--- START OF DATA IN THIS EXERCISE ---
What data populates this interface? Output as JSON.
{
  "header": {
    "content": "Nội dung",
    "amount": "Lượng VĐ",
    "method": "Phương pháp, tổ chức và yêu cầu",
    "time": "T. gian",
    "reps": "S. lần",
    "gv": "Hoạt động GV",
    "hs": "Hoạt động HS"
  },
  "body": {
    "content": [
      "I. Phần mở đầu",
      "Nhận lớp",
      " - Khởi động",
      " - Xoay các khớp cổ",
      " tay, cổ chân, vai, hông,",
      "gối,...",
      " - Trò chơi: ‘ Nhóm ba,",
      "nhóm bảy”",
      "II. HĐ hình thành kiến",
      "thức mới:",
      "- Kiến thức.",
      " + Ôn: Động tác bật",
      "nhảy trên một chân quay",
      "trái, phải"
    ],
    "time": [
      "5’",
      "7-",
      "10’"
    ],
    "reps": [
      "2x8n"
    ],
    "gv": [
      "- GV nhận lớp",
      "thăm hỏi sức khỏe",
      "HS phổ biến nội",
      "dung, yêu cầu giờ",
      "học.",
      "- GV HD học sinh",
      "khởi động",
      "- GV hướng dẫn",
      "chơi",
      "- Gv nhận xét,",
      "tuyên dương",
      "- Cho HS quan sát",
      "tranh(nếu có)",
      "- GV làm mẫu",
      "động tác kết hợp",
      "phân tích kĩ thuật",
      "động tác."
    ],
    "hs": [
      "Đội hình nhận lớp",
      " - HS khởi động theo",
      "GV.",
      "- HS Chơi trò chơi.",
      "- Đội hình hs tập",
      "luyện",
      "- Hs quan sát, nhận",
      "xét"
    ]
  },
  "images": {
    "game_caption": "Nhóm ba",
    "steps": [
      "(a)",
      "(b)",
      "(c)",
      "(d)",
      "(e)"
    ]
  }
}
--- END OF DATA IN THIS EXERCISE ---
**INSTRUCTIONS TO FOLLOW:** Output the listing above word for word.

**RESPONSE:**
What data populates this interface? Output as JSON.
{
  "header": {
    "content": "Nội dung",
    "amount": "Lượng VĐ",
    "method": "Phương pháp, tổ chức và yêu cầu",
    "time": "T. gian",
    "reps": "S. lần",
    "gv": "Hoạt động GV",
    "hs": "Hoạt động HS"
  },
  "body": {
    "content": [
      "I. Phần mở đầu",
      "Nhận lớp",
      " - Khởi động",
      " - Xoay các khớp cổ",
      " tay, cổ chân, vai, hông,",
      "gối,...",
      " - Trò chơi: ‘ Nhóm ba,",
      "nhóm bảy”",
      "II. HĐ hình thành kiến",
      "thức mới:",
      "- Kiến thức.",
      " + Ôn: Động tác bật",
      "nhảy trên một chân quay",
      "trái, phải"
    ],
    "time": [
      "5’",
      "7-",
      "10’"
    ],
    "reps": [
      "2x8n"
    ],
    "gv": [
      "- GV nhận lớp",
      "thăm hỏi sức khỏe",
      "HS phổ biến nội",
      "dung, yêu cầu giờ",
      "học.",
      "- GV HD học sinh",
      "khởi động",
      "- GV hướng dẫn",
      "chơi",
      "- Gv nhận xét,",
      "tuyên dương",
      "- Cho HS quan sát",
      "tranh(nếu có)",
      "- GV làm mẫu",
      "động tác kết hợp",
      "phân tích kĩ thuật",
      "động tác."
    ],
    "hs": [
      "Đội hình nhận lớp",
      " - HS khởi động theo",
      "GV.",
      "- HS Chơi trò chơi.",
      "- Đội hình hs tập",
      "luyện",
      "- Hs quan sát, nhận",
      "xét"
    ]
  },
  "images": {
    "game_caption": "Nhóm ba",
    "steps": [
      "(a)",
      "(b)",
      "(c)",
      "(d)",
      "(e)"
    ]
  }
}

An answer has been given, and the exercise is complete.